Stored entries
** START **

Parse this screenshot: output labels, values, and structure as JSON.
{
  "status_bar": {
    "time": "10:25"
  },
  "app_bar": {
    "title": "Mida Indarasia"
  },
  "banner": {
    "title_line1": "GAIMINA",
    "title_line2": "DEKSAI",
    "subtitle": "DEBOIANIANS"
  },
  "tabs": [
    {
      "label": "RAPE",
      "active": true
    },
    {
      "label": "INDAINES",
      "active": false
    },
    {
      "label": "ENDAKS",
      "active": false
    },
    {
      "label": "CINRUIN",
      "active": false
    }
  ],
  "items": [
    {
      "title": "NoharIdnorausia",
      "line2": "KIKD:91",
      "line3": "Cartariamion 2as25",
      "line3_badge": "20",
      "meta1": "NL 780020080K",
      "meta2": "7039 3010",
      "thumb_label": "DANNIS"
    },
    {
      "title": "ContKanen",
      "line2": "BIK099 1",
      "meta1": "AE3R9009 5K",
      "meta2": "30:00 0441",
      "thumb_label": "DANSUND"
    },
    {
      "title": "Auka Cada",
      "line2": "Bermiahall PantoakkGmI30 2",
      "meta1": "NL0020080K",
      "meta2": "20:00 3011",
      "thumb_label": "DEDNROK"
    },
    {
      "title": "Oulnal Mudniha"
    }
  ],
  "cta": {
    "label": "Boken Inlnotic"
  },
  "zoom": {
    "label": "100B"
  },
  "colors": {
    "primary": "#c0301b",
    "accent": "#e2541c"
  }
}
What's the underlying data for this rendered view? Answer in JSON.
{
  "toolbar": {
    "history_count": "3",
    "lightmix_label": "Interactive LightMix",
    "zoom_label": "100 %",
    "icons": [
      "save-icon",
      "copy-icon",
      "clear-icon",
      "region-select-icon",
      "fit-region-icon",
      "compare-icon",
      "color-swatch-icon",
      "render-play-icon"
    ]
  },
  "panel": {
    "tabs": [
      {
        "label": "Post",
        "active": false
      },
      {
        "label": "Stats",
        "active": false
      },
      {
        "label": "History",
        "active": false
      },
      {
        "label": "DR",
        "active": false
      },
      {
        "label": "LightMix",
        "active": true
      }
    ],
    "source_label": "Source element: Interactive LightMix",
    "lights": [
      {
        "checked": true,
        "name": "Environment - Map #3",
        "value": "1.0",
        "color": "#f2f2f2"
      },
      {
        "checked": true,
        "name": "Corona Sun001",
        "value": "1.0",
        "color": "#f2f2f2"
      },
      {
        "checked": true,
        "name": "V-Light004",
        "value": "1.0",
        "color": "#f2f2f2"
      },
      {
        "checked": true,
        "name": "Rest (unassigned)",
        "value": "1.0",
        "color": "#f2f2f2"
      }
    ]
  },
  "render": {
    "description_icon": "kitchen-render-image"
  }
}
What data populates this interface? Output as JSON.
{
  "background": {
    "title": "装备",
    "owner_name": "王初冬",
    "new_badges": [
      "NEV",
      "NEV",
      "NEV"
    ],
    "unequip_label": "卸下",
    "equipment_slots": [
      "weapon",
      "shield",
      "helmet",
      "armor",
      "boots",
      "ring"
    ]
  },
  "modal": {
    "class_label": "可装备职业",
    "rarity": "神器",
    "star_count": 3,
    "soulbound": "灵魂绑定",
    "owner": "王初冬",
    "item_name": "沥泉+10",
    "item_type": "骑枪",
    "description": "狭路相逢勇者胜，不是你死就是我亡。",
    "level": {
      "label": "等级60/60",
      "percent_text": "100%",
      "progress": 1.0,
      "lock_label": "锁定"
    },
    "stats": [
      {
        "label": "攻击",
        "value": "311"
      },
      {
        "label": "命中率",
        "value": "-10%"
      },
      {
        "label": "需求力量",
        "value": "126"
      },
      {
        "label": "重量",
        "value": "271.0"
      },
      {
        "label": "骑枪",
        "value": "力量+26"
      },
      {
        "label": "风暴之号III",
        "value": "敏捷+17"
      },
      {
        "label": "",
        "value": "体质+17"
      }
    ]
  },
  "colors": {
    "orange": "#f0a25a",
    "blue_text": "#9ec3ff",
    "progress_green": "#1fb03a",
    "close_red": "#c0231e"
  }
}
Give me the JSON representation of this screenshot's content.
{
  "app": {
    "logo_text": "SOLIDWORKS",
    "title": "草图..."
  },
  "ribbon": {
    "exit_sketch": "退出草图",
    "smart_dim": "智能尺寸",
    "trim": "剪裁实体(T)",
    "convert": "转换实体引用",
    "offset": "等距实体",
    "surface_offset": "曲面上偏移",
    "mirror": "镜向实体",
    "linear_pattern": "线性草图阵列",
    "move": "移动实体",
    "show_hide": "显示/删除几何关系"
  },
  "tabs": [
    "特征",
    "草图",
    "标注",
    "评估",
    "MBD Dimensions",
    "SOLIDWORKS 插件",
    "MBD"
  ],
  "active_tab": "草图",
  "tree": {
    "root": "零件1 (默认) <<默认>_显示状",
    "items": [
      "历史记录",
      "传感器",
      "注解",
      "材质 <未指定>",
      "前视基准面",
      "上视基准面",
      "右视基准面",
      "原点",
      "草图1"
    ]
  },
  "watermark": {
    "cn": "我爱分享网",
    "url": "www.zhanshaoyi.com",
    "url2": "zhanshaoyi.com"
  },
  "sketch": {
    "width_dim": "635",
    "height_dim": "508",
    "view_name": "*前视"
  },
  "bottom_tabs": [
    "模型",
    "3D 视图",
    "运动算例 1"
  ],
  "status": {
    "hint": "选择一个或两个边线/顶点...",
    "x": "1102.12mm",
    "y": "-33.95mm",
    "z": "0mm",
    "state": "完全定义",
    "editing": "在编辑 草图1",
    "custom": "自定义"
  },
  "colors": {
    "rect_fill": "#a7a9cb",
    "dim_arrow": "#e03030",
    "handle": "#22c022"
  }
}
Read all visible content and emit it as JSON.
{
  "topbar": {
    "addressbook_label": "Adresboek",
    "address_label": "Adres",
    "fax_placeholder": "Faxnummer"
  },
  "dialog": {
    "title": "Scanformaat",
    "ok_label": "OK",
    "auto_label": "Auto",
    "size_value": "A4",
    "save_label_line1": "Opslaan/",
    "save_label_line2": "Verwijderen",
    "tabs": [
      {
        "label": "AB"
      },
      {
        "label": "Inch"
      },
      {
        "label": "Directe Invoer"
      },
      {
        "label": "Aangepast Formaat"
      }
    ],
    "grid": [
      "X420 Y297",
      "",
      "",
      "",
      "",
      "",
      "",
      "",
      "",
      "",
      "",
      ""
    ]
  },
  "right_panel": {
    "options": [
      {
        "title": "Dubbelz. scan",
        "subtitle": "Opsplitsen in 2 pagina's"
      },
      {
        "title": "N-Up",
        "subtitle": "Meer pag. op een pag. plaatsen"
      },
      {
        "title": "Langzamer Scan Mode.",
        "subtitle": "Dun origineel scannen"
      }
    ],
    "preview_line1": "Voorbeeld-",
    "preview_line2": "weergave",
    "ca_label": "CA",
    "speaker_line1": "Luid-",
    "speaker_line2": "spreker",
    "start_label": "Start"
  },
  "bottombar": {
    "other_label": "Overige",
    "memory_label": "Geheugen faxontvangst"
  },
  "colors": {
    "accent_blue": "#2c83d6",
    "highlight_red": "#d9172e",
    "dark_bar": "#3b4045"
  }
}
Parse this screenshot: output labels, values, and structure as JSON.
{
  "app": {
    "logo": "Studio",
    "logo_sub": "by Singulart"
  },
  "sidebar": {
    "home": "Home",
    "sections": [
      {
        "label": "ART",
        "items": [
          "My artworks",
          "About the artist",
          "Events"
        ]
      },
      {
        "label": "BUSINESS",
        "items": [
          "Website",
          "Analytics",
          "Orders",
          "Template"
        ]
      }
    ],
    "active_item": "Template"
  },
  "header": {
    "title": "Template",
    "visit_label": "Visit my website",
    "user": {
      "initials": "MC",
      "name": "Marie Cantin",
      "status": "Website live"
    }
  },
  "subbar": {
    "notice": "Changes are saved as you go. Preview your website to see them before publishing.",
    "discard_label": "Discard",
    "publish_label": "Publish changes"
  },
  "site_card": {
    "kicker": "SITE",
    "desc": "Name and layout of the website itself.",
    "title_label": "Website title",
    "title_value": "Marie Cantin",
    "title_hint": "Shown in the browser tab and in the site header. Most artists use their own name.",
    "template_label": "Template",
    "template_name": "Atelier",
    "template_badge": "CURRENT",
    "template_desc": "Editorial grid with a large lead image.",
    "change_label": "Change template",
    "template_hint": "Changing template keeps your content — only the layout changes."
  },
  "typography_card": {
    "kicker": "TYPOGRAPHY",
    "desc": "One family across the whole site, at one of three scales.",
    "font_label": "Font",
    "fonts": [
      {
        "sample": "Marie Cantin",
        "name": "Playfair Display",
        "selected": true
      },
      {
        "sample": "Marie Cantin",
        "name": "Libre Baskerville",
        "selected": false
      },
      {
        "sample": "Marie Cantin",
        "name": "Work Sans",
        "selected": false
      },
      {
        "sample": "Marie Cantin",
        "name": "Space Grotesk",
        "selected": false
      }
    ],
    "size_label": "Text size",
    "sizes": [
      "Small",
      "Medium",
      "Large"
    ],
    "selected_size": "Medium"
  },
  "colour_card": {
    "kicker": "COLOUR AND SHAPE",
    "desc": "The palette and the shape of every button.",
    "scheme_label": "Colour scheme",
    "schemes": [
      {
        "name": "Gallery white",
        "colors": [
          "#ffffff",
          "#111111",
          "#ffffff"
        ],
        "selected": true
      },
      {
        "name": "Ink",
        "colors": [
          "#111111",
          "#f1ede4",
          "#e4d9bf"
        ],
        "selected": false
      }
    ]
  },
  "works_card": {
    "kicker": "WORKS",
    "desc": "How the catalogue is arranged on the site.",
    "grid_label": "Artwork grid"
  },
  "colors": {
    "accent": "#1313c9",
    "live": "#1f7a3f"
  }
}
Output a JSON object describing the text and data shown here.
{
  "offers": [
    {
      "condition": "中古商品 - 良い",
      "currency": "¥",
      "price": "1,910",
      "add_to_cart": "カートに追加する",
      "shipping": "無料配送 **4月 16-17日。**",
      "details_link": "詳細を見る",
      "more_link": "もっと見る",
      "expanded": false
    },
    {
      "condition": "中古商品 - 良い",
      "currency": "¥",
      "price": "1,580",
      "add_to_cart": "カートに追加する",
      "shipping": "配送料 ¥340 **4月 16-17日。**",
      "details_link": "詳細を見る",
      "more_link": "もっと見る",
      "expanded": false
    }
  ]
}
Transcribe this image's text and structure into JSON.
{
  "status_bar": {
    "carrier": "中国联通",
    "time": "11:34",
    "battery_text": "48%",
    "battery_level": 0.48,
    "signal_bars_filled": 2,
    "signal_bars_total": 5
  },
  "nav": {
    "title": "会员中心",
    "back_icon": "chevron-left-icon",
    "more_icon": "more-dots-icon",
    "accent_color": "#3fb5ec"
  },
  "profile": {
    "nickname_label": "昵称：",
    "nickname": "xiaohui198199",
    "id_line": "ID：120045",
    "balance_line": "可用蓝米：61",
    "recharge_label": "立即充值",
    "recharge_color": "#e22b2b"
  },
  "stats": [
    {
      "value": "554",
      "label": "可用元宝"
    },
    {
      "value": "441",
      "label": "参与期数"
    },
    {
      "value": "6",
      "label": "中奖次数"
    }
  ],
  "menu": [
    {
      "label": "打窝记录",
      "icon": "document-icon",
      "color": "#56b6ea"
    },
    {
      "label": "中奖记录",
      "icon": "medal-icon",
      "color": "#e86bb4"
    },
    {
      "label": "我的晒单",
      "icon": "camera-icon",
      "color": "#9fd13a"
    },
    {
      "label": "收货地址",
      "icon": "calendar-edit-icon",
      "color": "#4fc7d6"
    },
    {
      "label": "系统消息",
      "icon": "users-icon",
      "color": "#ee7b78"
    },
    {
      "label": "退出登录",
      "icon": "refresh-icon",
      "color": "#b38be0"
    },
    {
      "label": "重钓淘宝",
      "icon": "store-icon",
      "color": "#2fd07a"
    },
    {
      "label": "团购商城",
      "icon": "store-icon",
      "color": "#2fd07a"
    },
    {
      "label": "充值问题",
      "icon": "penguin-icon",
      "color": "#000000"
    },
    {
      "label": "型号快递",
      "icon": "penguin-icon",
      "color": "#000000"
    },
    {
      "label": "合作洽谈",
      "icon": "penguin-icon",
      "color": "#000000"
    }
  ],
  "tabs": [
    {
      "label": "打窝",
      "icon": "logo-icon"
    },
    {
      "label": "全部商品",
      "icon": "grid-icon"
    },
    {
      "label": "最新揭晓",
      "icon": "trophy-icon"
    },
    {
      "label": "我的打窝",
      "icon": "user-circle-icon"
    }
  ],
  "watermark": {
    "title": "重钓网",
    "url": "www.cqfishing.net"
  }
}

** END **

Given exercise = The answer is one number: how many lines of the material above contain "shipping".

Response to the exercise = 2